■ AIM
Rewrite the following items with "Localize" changed to "Locate" and everything else left unchanged. Don't include the pictures in your answer.

■ RECORDED INFORMATION
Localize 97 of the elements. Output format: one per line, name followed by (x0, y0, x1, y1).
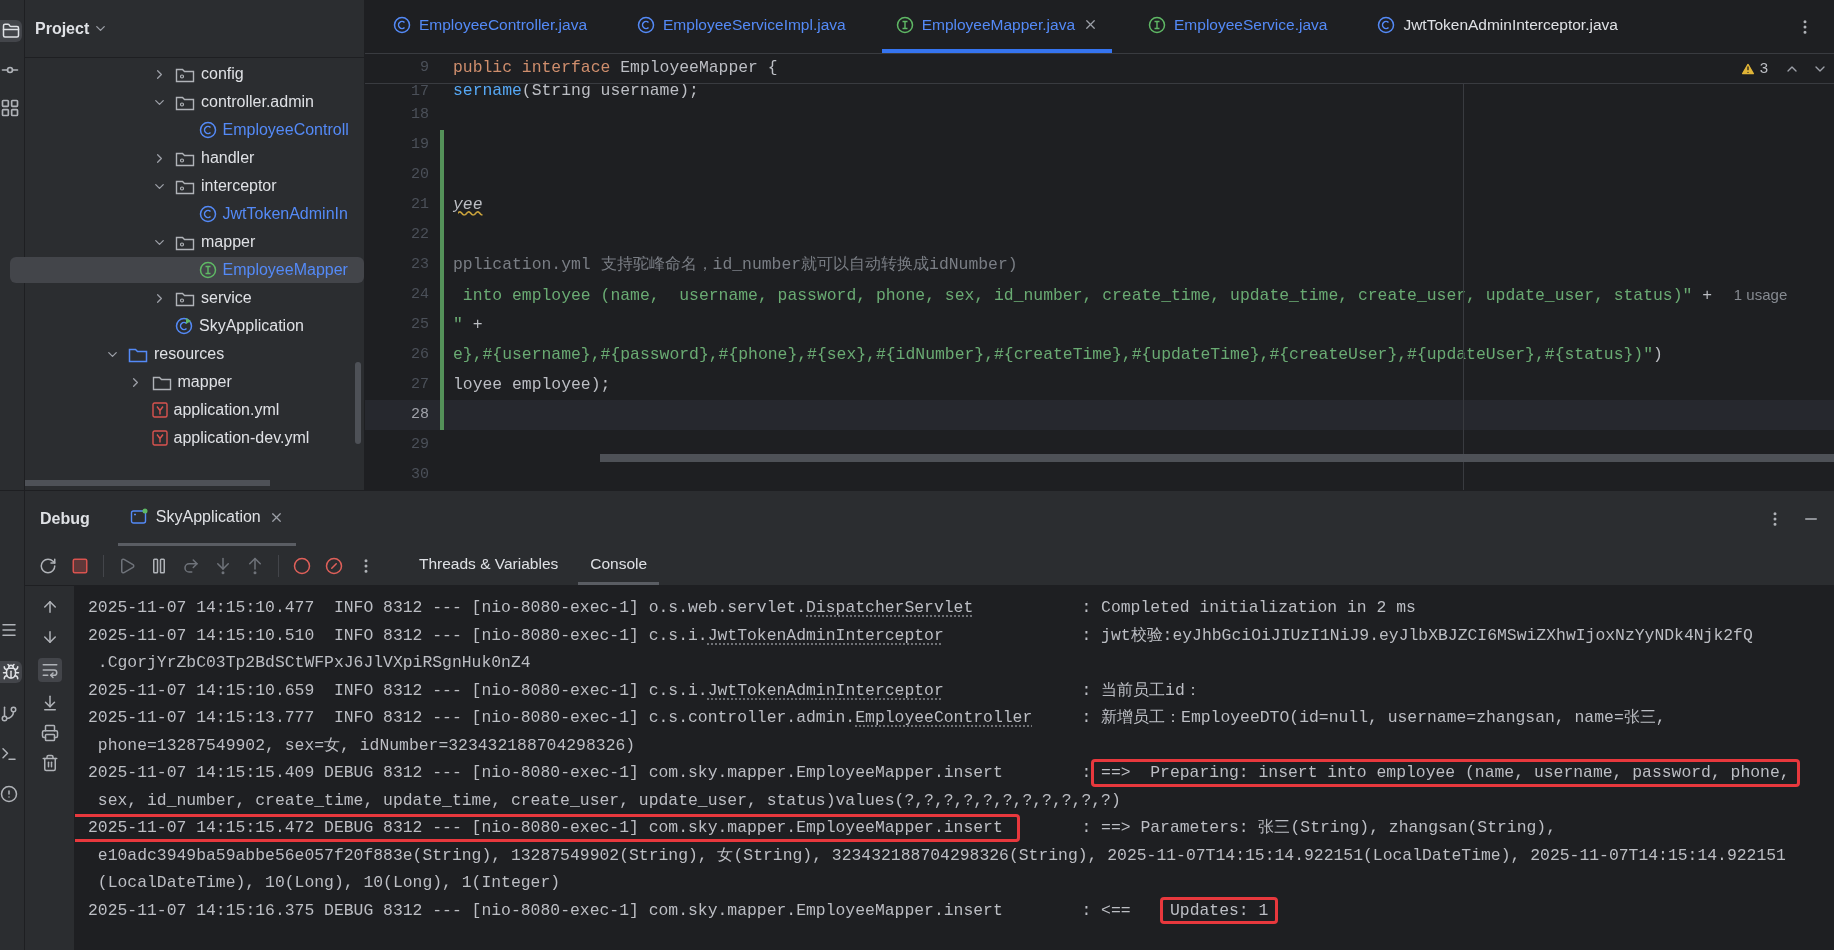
log-message: 新增员工：EmployeeDTO(id=null, username=zhangsan, name=张三, (1101, 707, 1666, 729)
print-icon[interactable] (40, 724, 59, 742)
debug-tab[interactable]: Threads & Variables (407, 546, 571, 585)
code-line: into employee (name, username, password, phone, sex, id_number, create_time, update_time, create_user, update_user, status)" + 1 usage (461, 285, 1788, 307)
code-line: yee (453, 194, 483, 216)
log-line: e10adc3949ba59abbe56e057f20f883e(String), 13287549902(String), 女(String), 323432188704298326(String), 2025-11-07T14:15:14.922151(LocalDateTime), 2025-11-07T14:15:14.922151 (96, 844, 1787, 867)
class-link[interactable]: EmployeeController (855, 708, 1033, 727)
log-message: ==> Parameters: 张三(String), zhangsan(String), (1101, 817, 1557, 839)
resume-icon[interactable] (118, 556, 136, 575)
class-icon (1377, 15, 1396, 34)
log-message: Updates: 1 (1169, 900, 1269, 920)
log-message: Completed initialization in 2 ms (1101, 597, 1416, 619)
log-separator: : (1081, 762, 1092, 784)
log-header: 2025-11-07 14:15:15.409 DEBUG 8312 --- [nio-8080-exec-1] com.sky.mapper.EmployeeMapper.insert (88, 763, 1003, 782)
class-link[interactable]: JwtTokenAdminInterceptor (707, 625, 944, 645)
log-separator: : (1081, 817, 1092, 839)
tree-item[interactable]: application-dev.yml (10, 425, 364, 451)
yaml-file-icon (151, 402, 168, 418)
warning-count[interactable]: 3 (1759, 57, 1768, 80)
interface-icon (198, 261, 217, 279)
log-line: (LocalDateTime), 10(Long), 10(Long), 1(Integer) (96, 872, 562, 894)
line-number: 28 (410, 404, 430, 425)
tree-item[interactable]: config (10, 61, 364, 87)
sticky-code-line: public interface EmployeeMapper { (453, 57, 778, 80)
class-link[interactable]: JwtTokenAdminInterceptor (707, 680, 944, 700)
step-over-icon[interactable] (182, 556, 200, 575)
code-line: loyee employee); (453, 374, 611, 396)
editor-tab[interactable]: EmployeeService.java (1134, 0, 1342, 53)
class-icon (393, 15, 411, 34)
scrollbar-thumb[interactable] (600, 454, 1834, 462)
scrollbar-thumb[interactable] (355, 362, 361, 444)
tree-item[interactable]: application.yml (10, 397, 364, 423)
log-line: phone=13287549902, sex=女, idNumber=323432188704298326) (96, 734, 637, 757)
log-header: 2025-11-07 14:15:13.777 INFO 8312 --- [nio-8080-exec-1] c.s.controller.admin.EmployeeController (88, 708, 1033, 727)
branch-icon[interactable] (0, 705, 18, 723)
log-header: 2025-11-07 14:15:10.510 INFO 8312 --- [nio-8080-exec-1] c.s.i.JwtTokenAdminInterceptor (88, 625, 944, 645)
class-icon (637, 15, 655, 34)
step-out-icon[interactable] (246, 556, 264, 575)
log-separator: : (1081, 597, 1092, 619)
editor-tab[interactable]: JwtTokenAdminInterceptor.java (1363, 0, 1632, 53)
interface-icon (1148, 15, 1167, 34)
scrollbar-thumb[interactable] (25, 480, 270, 486)
editor-tab[interactable]: EmployeeController.java (379, 0, 601, 53)
log-separator: : (1081, 707, 1092, 729)
tree-item[interactable]: controller.admin (10, 89, 364, 115)
interface-icon (895, 15, 914, 34)
terminal-icon[interactable] (0, 745, 18, 763)
log-message: ==> Preparing: insert into employee (name, username, password, phone, (1101, 763, 1790, 782)
panel-title: Debug (40, 508, 90, 529)
rerun-icon[interactable] (39, 556, 57, 575)
debug-tab[interactable]: Console (578, 546, 660, 585)
tree-item[interactable]: handler (10, 145, 364, 171)
debug-tool-button[interactable] (0, 661, 22, 683)
log-header: 2025-11-07 14:15:15.472 DEBUG 8312 --- [nio-8080-exec-1] com.sky.mapper.EmployeeMapper.insert (75, 814, 1020, 842)
code-line: pplication.yml 支持驼峰命名，id_number就可以自动转换成idNumber) (453, 254, 1018, 276)
trash-icon[interactable] (40, 754, 59, 772)
panel-title[interactable]: Project (35, 16, 90, 41)
log-message: jwt校验:eyJhbGciOiJIUzI1NiJ9.eyJlbXBJZCI6MSwiZXhwIjoxNzYyNDk4Njk2fQ (1101, 624, 1753, 647)
class-icon (198, 121, 217, 139)
list-icon[interactable] (0, 621, 18, 639)
breakpoints-icon[interactable] (293, 556, 311, 575)
tree-item[interactable]: JwtTokenAdminIn (10, 201, 364, 227)
run-class-icon (175, 317, 193, 335)
tree-item[interactable]: mapper (10, 369, 364, 395)
problems-icon[interactable] (0, 785, 18, 803)
warning-icon[interactable] (1739, 60, 1756, 77)
log-separator: : (1081, 679, 1092, 702)
tree-item[interactable]: mapper (10, 229, 364, 255)
soft-wrap-button[interactable] (37, 658, 62, 682)
log-header: 2025-11-07 14:15:10.477 INFO 8312 --- [nio-8080-exec-1] o.s.web.servlet.DispatcherServlet (88, 598, 974, 617)
log-separator: : (1081, 899, 1092, 922)
log-message: <== (1101, 899, 1131, 922)
log-header: 2025-11-07 14:15:10.659 INFO 8312 --- [nio-8080-exec-1] c.s.i.JwtTokenAdminInterceptor (88, 680, 944, 700)
log-separator: : (1081, 624, 1092, 647)
project-tool-button[interactable] (0, 20, 22, 42)
tree-item[interactable]: interceptor (10, 173, 364, 199)
tree-item[interactable]: EmployeeControll (10, 117, 364, 143)
tree-item[interactable]: resources (10, 341, 364, 367)
log-line: sex, id_number, create_time, update_time, create_user, update_user, status)values(?,?,?,?,?,?,?,?,?,?,?) (96, 789, 1122, 812)
step-into-icon[interactable] (214, 556, 232, 575)
log-message: 当前员工id： (1101, 679, 1201, 702)
class-link[interactable]: DispatcherServlet (806, 598, 974, 617)
class-icon (198, 205, 217, 223)
app-window-icon (129, 508, 148, 526)
code-line: e},#{username},#{password},#{phone},#{sex},#{idNumber},#{createTime},#{updateTime},#{createUser},#{updateUser},#{status})") (453, 344, 1663, 366)
log-header: 2025-11-07 14:15:16.375 DEBUG 8312 --- [nio-8080-exec-1] com.sky.mapper.EmployeeMapper.insert (88, 900, 1003, 920)
log-line: .CgorjYrZbC03Tp2BdSCtWFPxJ6JlVXpiRSgnHuk0nZ4 (96, 652, 532, 674)
editor-tab[interactable]: EmployeeServiceImpl.java (623, 0, 860, 53)
code-line: " + (453, 314, 483, 336)
code-line: sername(String username); (453, 84, 699, 100)
mute-breakpoints-icon[interactable] (325, 556, 343, 575)
stop-icon[interactable] (71, 556, 89, 575)
tree-item[interactable]: service (10, 285, 364, 311)
tree-item[interactable]: SkyApplication (10, 313, 364, 339)
yaml-file-icon (151, 430, 168, 446)
pause-icon[interactable] (150, 556, 168, 575)
structure-icon[interactable] (0, 98, 20, 118)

■ OUTPUT FOR THIS EXERCISE
Locate 97 of the elements. Output format: one per line, name followed by (x0, y0, x1, y1).
log-message: 新增员工：EmployeeDTO(id=null, username=zhangsan, name=张三, (1101, 707, 1666, 729)
print-icon[interactable] (40, 724, 59, 742)
debug-tab[interactable]: Threads & Variables (407, 546, 571, 585)
code-line: into employee (name, username, password, phone, sex, id_number, create_time, update_time, create_user, update_user, status)" + 1 usage (461, 285, 1788, 307)
code-line: yee (453, 194, 483, 216)
log-line: e10adc3949ba59abbe56e057f20f883e(String), 13287549902(String), 女(String), 323432188704298326(String), 2025-11-07T14:15:14.922151(LocalDateTime), 2025-11-07T14:15:14.922151 (96, 844, 1787, 867)
class-link[interactable]: EmployeeController (855, 708, 1033, 727)
log-message: ==> Parameters: 张三(String), zhangsan(String), (1101, 817, 1557, 839)
resume-icon[interactable] (118, 556, 136, 575)
class-icon (1377, 15, 1396, 34)
log-message: Updates: 1 (1169, 900, 1269, 920)
log-message: Completed initialization in 2 ms (1101, 597, 1416, 619)
log-separator: : (1081, 762, 1092, 784)
log-header: 2025-11-07 14:15:15.409 DEBUG 8312 --- [nio-8080-exec-1] com.sky.mapper.EmployeeMapper.insert (88, 763, 1003, 782)
class-link[interactable]: JwtTokenAdminInterceptor (707, 625, 944, 645)
log-separator: : (1081, 817, 1092, 839)
tree-item[interactable]: application-dev.yml (10, 425, 364, 451)
yaml-file-icon (151, 402, 168, 418)
warning-count[interactable]: 3 (1759, 57, 1768, 80)
interface-icon (198, 261, 217, 279)
log-line: (LocalDateTime), 10(Long), 10(Long), 1(Integer) (96, 872, 562, 894)
line-number: 28 (410, 404, 430, 425)
tree-item[interactable]: config (10, 61, 364, 87)
sticky-code-line: public interface EmployeeMapper { (453, 57, 778, 80)
class-link[interactable]: JwtTokenAdminInterceptor (707, 680, 944, 700)
step-over-icon[interactable] (182, 556, 200, 575)
code-line: loyee employee); (453, 374, 611, 396)
editor-tab[interactable]: EmployeeService.java (1134, 0, 1342, 53)
class-icon (393, 15, 411, 34)
scrollbar-thumb[interactable] (600, 454, 1834, 462)
scrollbar-thumb[interactable] (355, 362, 361, 444)
tree-item[interactable]: application.yml (10, 397, 364, 423)
log-line: phone=13287549902, sex=女, idNumber=323432188704298326) (96, 734, 637, 757)
log-header: 2025-11-07 14:15:13.777 INFO 8312 --- [nio-8080-exec-1] c.s.controller.admin.EmployeeController (88, 708, 1033, 727)
branch-icon[interactable] (0, 705, 18, 723)
log-header: 2025-11-07 14:15:10.510 INFO 8312 --- [nio-8080-exec-1] c.s.i.JwtTokenAdminInterceptor (88, 625, 944, 645)
class-icon (637, 15, 655, 34)
step-out-icon[interactable] (246, 556, 264, 575)
log-separator: : (1081, 597, 1092, 619)
editor-tab[interactable]: JwtTokenAdminInterceptor.java (1363, 0, 1632, 53)
interface-icon (1148, 15, 1167, 34)
scrollbar-thumb[interactable] (25, 480, 270, 486)
editor-tab[interactable]: EmployeeController.java (379, 0, 601, 53)
log-separator: : (1081, 707, 1092, 729)
tree-item[interactable]: controller.admin (10, 89, 364, 115)
interface-icon (895, 15, 914, 34)
terminal-icon[interactable] (0, 745, 18, 763)
log-message: ==> Preparing: insert into employee (name, username, password, phone, (1101, 763, 1790, 782)
panel-title: Debug (40, 508, 90, 529)
rerun-icon[interactable] (39, 556, 57, 575)
debug-tab[interactable]: Console (578, 546, 660, 585)
tree-item[interactable]: handler (10, 145, 364, 171)
debug-tool-button[interactable] (0, 661, 22, 683)
log-header: 2025-11-07 14:15:15.472 DEBUG 8312 --- [nio-8080-exec-1] com.sky.mapper.EmployeeMapper.insert (75, 814, 1020, 842)
code-line: pplication.yml 支持驼峰命名，id_number就可以自动转换成idNumber) (453, 254, 1018, 276)
trash-icon[interactable] (40, 754, 59, 772)
panel-title[interactable]: Project (35, 16, 90, 41)
log-message: jwt校验:eyJhbGciOiJIUzI1NiJ9.eyJlbXBJZCI6MSwiZXhwIjoxNzYyNDk4Njk2fQ (1101, 624, 1753, 647)
class-icon (198, 121, 217, 139)
list-icon[interactable] (0, 621, 18, 639)
breakpoints-icon[interactable] (293, 556, 311, 575)
tree-item[interactable]: JwtTokenAdminIn (10, 201, 364, 227)
run-class-icon (175, 317, 193, 335)
tree-item[interactable]: mapper (10, 369, 364, 395)
problems-icon[interactable] (0, 785, 18, 803)
warning-icon[interactable] (1739, 60, 1756, 77)
log-separator: : (1081, 679, 1092, 702)
tree-item[interactable]: mapper (10, 229, 364, 255)
soft-wrap-button[interactable] (37, 658, 62, 682)
log-header: 2025-11-07 14:15:10.477 INFO 8312 --- [nio-8080-exec-1] o.s.web.servlet.DispatcherServlet (88, 598, 974, 617)
log-separator: : (1081, 899, 1092, 922)
log-message: <== (1101, 899, 1131, 922)
log-header: 2025-11-07 14:15:10.659 INFO 8312 --- [nio-8080-exec-1] c.s.i.JwtTokenAdminInterceptor (88, 680, 944, 700)
log-separator: : (1081, 624, 1092, 647)
project-tool-button[interactable] (0, 20, 22, 42)
tree-item[interactable]: interceptor (10, 173, 364, 199)
tree-item[interactable]: EmployeeControll (10, 117, 364, 143)
tree-item[interactable]: resources (10, 341, 364, 367)
log-line: sex, id_number, create_time, update_time, create_user, update_user, status)values(?,?,?,?,?,?,?,?,?,?,?) (96, 789, 1122, 812)
step-into-icon[interactable] (214, 556, 232, 575)
log-message: 当前员工id： (1101, 679, 1201, 702)
class-link[interactable]: DispatcherServlet (806, 598, 974, 617)
class-icon (198, 205, 217, 223)
app-window-icon (129, 508, 148, 526)
code-line: e},#{username},#{password},#{phone},#{sex},#{idNumber},#{createTime},#{updateTime},#{createUser},#{updateUser},#{status})") (453, 344, 1663, 366)
log-header: 2025-11-07 14:15:16.375 DEBUG 8312 --- [nio-8080-exec-1] com.sky.mapper.EmployeeMapper.insert (88, 900, 1003, 920)
log-line: .CgorjYrZbC03Tp2BdSCtWFPxJ6JlVXpiRSgnHuk0nZ4 (96, 652, 532, 674)
editor-tab[interactable]: EmployeeServiceImpl.java (623, 0, 860, 53)
code-line: " + (453, 314, 483, 336)
code-line: sername(String username); (453, 84, 699, 100)
mute-breakpoints-icon[interactable] (325, 556, 343, 575)
stop-icon[interactable] (71, 556, 89, 575)
tree-item[interactable]: service (10, 285, 364, 311)
tree-item[interactable]: SkyApplication (10, 313, 364, 339)
yaml-file-icon (151, 430, 168, 446)
pause-icon[interactable] (150, 556, 168, 575)
structure-icon[interactable] (0, 98, 20, 118)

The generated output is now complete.